### [Quoted text]
** Start **
Family Thanks Ottawa For Help Gaining Amnesty

The family of a 74-year-old grandmother imprisoned in Vietnam for the
past four years on a drug smuggling conviction is overjoyed that
pressure by the Canadian government has led to a promise of amnesty.

"We have great news," grandson Trung Le, 26, said in a telephone
interview from Hanoi. "My grandmother will be set free. It is our big
hope, our wishes come true," he said yesterday.

"We would like to thank the Canadian government for helping
us."

The family has not been given a date yet. "It could be next week, next
month or Sept. 2, at the latest," Trung Le said.

Le's grandmother, Tran Thi Cam, has been kept at the Thanh Xuan
detention camp outside Hanoi for the past four years, spending her
days weeping and avoiding the rats, which her grandson says are large
as cats.

Tran's family got the news about her upcoming release in a telephone
call late yesterday from Cecile Latour, Canada's ambassador to Vietnam.

"We were so happy. We were all crying," said Le, who led a prayer for
his mother at a shrine in his grandfather's Hanoi home.

Tran has been held there since she and her daughter Nguyen Thi Hiep
were arrested at Hanoi's Noi Bai airport on April 25, 1996, after they
were caught carrying 5.4 kilos of heroin hidden in decorative
lacquered panels.

The women claimed they were simply carrying the panels back to Canada
for a friend, and didn't know drugs had been secreted in the panels.

But their pleas of innocence were ignored by a Hanoi court and, last
April 25, Nguyen, 43, was bound, gagged and secretly executed by a
firing squad.

Now the family is hoping Toronto police can exonerate the two women as
innocent dupes.

"We want to do the right thing. We want to make it clear to people
that our mother and grandmother are innocent," Le said. "We want
people to understand the circumstances, why they carried the panels."
** End **
### [Stated task 1]
In the news story about the Vietnam amnesty, who called the family with word of the grandmother's coming release?
### [Stated task 2]
Carry on the news story about the Vietnam amnesty, picking up after its last sentence.
The items after this article have nothing to do with it.

### [Information shown]
** Start **
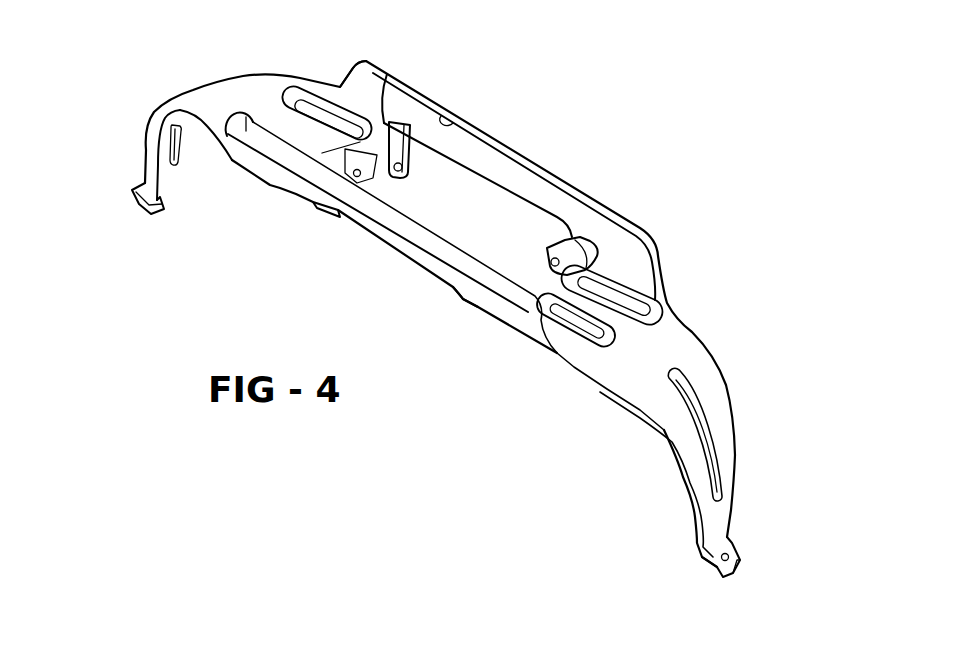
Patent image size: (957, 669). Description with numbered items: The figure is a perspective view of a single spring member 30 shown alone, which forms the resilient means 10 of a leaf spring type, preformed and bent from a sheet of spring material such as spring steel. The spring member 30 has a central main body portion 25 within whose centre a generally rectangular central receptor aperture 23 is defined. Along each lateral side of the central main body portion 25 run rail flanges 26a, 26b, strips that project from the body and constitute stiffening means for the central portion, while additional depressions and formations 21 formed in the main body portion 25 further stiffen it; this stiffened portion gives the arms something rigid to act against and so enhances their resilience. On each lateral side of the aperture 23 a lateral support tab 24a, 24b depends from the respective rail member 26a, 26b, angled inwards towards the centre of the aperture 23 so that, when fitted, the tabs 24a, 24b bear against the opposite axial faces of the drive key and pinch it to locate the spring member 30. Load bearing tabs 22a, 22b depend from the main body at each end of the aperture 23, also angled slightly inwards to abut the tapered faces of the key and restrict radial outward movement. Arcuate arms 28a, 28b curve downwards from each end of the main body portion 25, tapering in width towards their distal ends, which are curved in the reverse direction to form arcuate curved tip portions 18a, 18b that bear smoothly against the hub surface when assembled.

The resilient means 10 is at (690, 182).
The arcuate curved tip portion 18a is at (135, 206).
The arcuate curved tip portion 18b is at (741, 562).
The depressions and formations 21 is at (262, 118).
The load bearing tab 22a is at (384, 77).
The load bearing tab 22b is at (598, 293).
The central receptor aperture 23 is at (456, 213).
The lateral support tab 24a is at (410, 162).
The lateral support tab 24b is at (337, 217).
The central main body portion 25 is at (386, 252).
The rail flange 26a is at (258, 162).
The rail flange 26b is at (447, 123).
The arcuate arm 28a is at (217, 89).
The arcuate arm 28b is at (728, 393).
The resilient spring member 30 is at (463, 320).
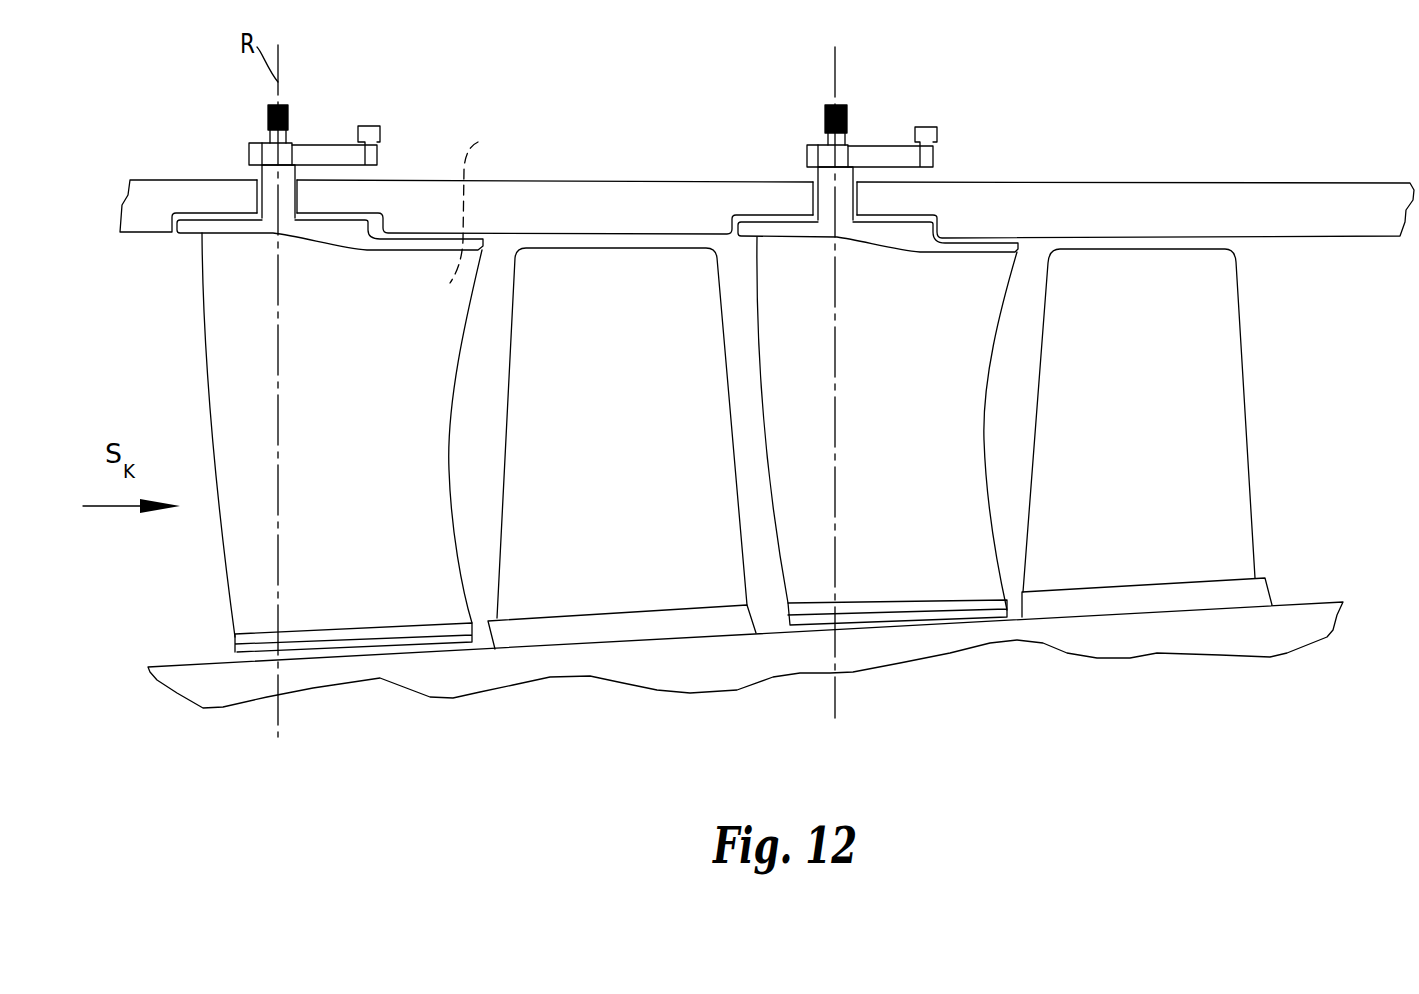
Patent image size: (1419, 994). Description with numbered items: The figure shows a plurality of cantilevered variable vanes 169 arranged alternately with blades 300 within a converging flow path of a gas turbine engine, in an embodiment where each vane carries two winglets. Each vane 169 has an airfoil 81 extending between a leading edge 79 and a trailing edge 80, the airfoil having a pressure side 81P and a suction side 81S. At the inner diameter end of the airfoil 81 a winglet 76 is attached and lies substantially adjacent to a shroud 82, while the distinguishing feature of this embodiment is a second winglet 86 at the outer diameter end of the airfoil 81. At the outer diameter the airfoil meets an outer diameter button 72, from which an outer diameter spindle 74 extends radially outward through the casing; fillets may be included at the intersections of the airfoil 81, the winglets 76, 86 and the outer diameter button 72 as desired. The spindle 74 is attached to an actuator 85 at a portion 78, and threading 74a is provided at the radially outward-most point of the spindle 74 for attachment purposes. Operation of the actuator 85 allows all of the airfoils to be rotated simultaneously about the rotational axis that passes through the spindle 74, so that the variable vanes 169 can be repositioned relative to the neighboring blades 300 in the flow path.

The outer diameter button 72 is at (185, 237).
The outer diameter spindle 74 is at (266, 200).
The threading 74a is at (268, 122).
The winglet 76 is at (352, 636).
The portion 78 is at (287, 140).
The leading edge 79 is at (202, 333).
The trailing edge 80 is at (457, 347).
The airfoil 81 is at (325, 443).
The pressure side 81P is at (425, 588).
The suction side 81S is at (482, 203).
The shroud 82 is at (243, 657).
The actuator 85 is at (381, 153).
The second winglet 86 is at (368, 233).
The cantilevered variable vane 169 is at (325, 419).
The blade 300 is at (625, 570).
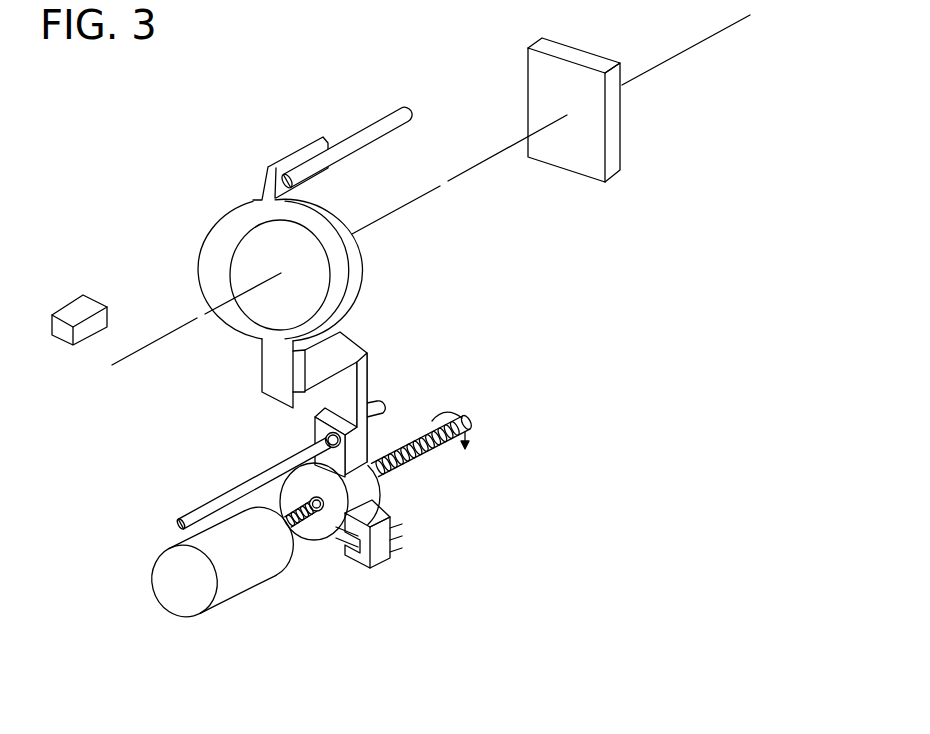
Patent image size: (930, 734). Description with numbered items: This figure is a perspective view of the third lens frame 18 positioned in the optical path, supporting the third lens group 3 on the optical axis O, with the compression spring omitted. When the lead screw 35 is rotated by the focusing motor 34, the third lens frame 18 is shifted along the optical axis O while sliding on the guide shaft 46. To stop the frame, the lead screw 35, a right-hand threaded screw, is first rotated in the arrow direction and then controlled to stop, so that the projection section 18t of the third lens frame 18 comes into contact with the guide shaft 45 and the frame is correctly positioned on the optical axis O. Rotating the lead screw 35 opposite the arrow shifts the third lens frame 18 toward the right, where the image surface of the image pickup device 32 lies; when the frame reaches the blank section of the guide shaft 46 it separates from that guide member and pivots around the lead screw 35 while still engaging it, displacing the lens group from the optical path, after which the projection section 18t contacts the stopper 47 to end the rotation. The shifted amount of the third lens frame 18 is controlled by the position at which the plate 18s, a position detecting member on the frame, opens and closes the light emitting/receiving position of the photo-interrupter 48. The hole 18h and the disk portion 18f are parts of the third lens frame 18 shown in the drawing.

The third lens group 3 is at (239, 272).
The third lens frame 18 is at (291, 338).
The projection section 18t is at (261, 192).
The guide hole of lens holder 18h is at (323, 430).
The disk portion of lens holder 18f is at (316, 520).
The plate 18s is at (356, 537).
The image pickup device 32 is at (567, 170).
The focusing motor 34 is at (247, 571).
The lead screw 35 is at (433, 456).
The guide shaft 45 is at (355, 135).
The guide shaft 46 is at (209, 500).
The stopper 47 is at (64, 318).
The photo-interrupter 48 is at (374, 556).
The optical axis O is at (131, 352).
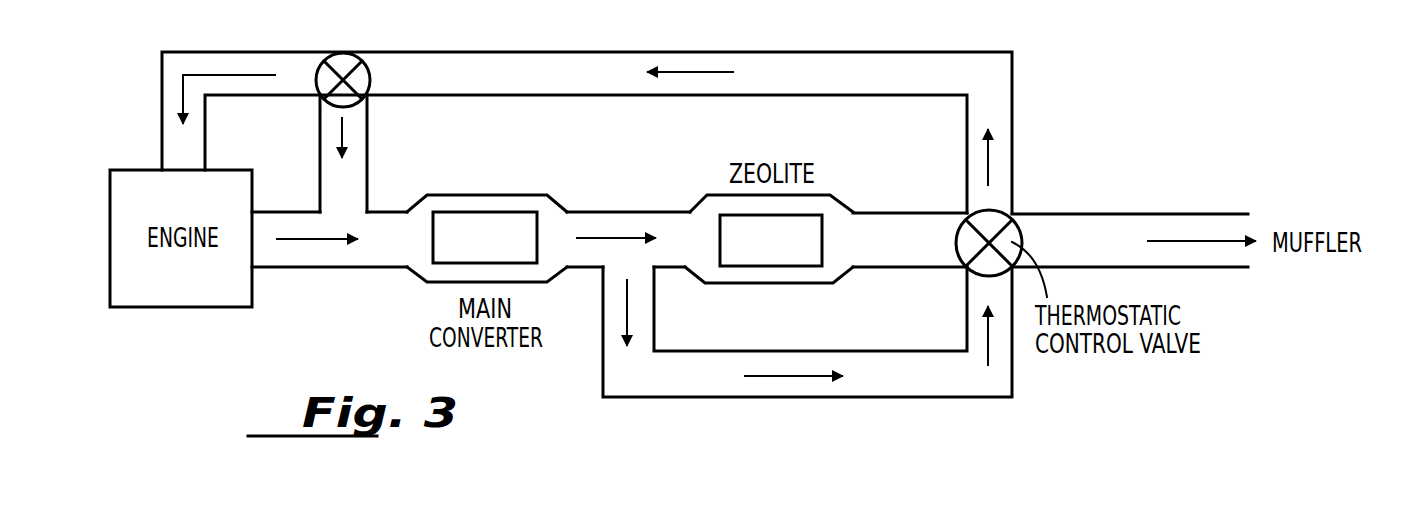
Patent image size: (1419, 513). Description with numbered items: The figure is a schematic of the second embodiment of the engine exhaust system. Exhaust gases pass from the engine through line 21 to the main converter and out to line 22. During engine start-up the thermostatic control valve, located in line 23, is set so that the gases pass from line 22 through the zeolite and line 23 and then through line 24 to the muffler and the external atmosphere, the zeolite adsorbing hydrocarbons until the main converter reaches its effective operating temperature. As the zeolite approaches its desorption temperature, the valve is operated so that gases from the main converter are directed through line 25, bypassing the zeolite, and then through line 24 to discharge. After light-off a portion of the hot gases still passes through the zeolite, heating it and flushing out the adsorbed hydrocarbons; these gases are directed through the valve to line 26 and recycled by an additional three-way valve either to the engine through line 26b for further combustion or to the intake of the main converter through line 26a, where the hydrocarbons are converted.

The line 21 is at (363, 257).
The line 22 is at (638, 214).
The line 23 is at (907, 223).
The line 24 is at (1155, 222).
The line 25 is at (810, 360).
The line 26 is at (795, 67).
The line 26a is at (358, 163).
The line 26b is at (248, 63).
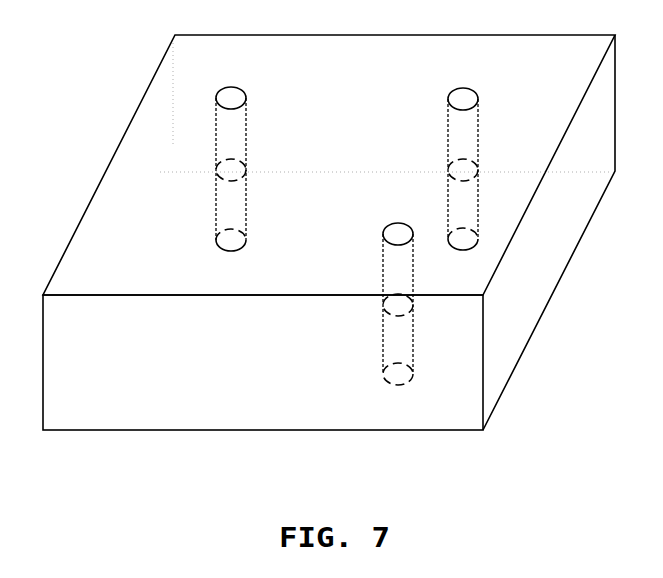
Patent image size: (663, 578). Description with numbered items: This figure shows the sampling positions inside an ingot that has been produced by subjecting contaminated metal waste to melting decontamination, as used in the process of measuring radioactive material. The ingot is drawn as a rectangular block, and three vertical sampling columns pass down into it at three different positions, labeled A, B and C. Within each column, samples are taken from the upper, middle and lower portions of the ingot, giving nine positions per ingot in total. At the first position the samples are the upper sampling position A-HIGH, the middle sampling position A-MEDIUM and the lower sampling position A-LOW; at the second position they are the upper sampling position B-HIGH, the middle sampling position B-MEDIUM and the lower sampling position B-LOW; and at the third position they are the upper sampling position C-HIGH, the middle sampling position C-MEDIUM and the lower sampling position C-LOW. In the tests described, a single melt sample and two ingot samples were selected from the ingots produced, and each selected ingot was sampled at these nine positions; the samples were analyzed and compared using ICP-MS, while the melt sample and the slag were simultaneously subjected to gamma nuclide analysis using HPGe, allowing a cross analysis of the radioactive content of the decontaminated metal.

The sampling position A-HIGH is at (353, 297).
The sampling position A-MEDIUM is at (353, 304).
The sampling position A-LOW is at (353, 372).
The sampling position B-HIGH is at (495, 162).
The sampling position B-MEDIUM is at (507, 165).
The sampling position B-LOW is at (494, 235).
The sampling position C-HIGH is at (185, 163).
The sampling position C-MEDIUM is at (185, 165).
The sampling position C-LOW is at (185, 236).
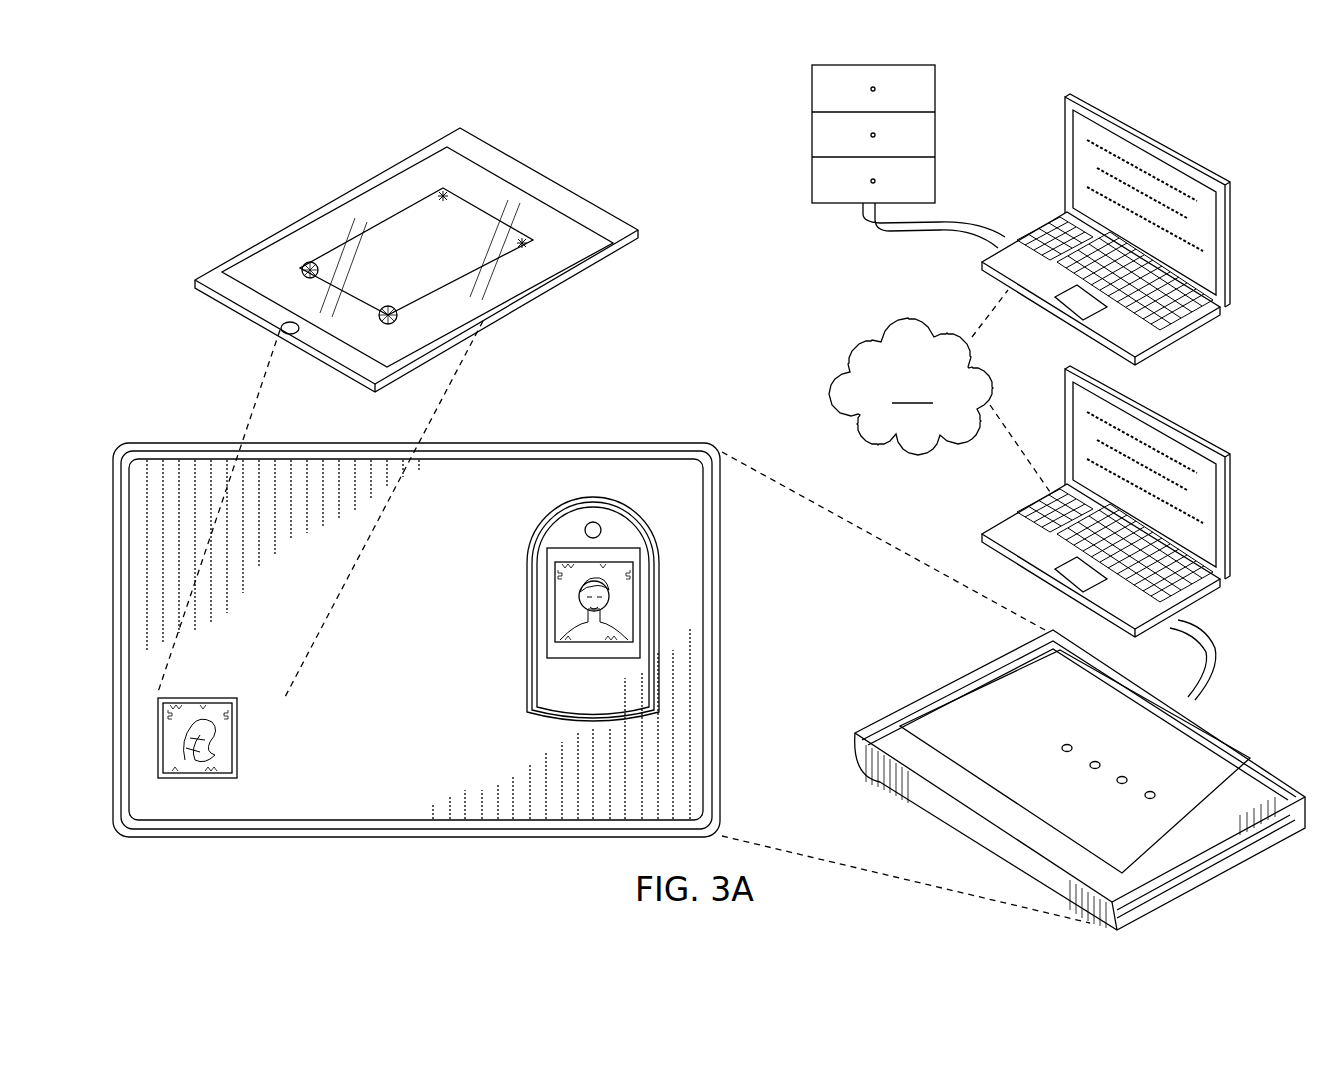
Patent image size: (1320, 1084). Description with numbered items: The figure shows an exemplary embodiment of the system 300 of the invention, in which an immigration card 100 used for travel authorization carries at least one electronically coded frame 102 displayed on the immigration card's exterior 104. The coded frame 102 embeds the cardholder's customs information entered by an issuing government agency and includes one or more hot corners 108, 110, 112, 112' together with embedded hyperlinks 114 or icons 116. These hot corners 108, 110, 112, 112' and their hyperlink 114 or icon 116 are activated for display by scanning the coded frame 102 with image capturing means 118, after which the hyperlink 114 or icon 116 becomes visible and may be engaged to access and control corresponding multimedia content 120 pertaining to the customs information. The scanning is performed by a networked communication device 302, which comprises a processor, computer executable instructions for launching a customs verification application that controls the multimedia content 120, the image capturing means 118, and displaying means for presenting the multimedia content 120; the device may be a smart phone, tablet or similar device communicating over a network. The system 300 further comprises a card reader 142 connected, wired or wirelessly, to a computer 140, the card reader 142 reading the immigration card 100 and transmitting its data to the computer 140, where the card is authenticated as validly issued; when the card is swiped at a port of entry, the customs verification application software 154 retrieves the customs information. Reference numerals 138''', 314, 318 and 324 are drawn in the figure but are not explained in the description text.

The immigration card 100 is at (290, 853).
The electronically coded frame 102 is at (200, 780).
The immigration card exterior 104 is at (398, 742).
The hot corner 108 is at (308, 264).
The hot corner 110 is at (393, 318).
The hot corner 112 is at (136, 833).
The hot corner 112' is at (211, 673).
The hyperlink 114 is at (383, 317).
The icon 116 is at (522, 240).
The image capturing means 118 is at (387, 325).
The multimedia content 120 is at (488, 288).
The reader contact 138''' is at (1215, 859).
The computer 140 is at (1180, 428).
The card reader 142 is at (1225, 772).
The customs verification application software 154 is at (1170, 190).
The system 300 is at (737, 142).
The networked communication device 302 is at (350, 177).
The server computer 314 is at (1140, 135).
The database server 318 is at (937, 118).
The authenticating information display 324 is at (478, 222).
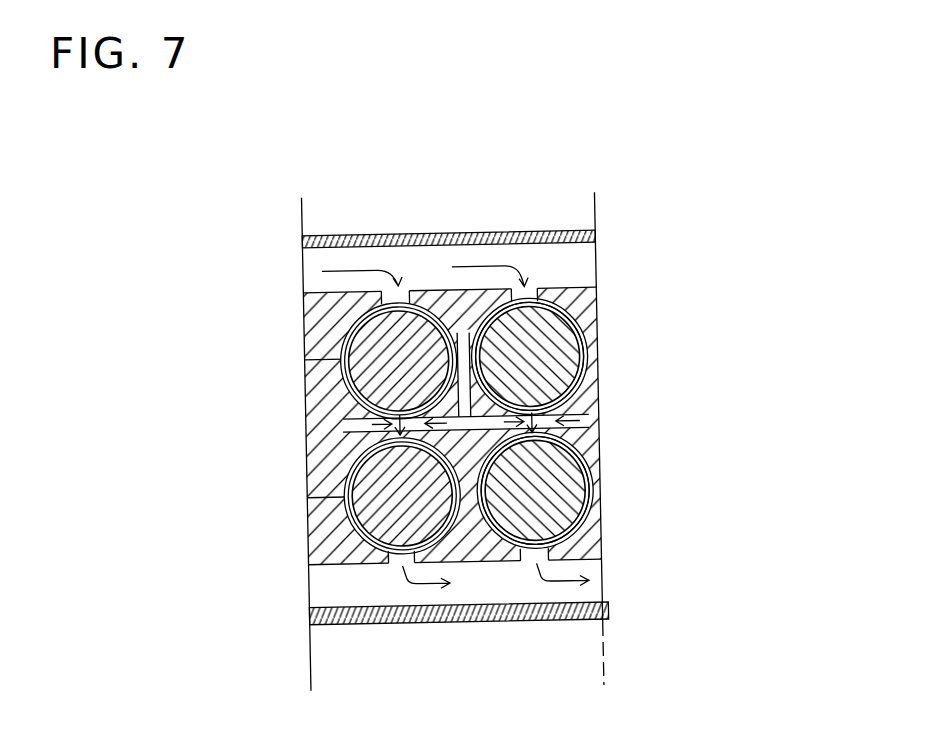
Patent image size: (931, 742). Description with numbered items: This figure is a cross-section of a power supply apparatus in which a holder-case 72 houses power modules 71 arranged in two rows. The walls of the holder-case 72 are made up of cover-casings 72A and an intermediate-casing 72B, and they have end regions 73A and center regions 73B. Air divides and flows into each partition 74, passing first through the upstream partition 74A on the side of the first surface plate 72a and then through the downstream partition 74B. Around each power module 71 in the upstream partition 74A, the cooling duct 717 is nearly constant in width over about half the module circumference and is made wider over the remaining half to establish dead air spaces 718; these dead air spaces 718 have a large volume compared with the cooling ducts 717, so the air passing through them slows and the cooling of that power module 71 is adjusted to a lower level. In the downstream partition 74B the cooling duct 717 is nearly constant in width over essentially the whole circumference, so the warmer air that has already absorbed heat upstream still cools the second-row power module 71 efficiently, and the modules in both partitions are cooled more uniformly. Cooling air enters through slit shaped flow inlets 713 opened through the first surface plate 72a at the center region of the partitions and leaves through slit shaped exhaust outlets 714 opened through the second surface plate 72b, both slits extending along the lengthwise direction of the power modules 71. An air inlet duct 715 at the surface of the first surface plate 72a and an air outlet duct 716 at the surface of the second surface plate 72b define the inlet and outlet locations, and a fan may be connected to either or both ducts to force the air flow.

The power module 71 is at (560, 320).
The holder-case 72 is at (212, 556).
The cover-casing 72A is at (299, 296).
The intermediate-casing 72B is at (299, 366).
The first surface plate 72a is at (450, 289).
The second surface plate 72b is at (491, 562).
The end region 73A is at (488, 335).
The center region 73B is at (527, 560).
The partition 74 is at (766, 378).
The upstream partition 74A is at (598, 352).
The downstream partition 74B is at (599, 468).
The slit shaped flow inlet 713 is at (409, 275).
** End **
### [Exercise output 1]
Cecile Latour, Canada's ambassador to Vietnam.

### [Exercise output 2]
Foreign Affairs Minister Lloyd Axworthy said in an interview yesterday
the Vietnamese government reacted to an "extraordinary set of
measures" taken by Canada after Nguyen's secret execution.

Punitive measures taken by Canada included the withdrawal of our
ambassador, the cancellation of a program to help Vietnam gain
admission into the World Trade Organization, and boycotting the 25th
anniversary of the end of the Vietnam War.

"Clearly, I think the message got through," Axworthy
said.

Tran's family had met with Vietnamese officials and a representative
of the Canadian embassy just hours earlier to discuss plans to move
Nguyen's body from the execution grounds to a Hanoi cemetery in
accordance with the wishes of Nguyen's father Nguyen Cong.

When Tran's family visits on Saturday they plan to let her son-in-law
Tran Hieu, Nguyen's husband, give her the news of her early release.

The elderly woman, who still doesn't know her daughter has been
executed, won't be told of her death until she's released, her son
Nguyen Hung, 36, of Brampton, said in a telephone interview from Hanoi
yesterday.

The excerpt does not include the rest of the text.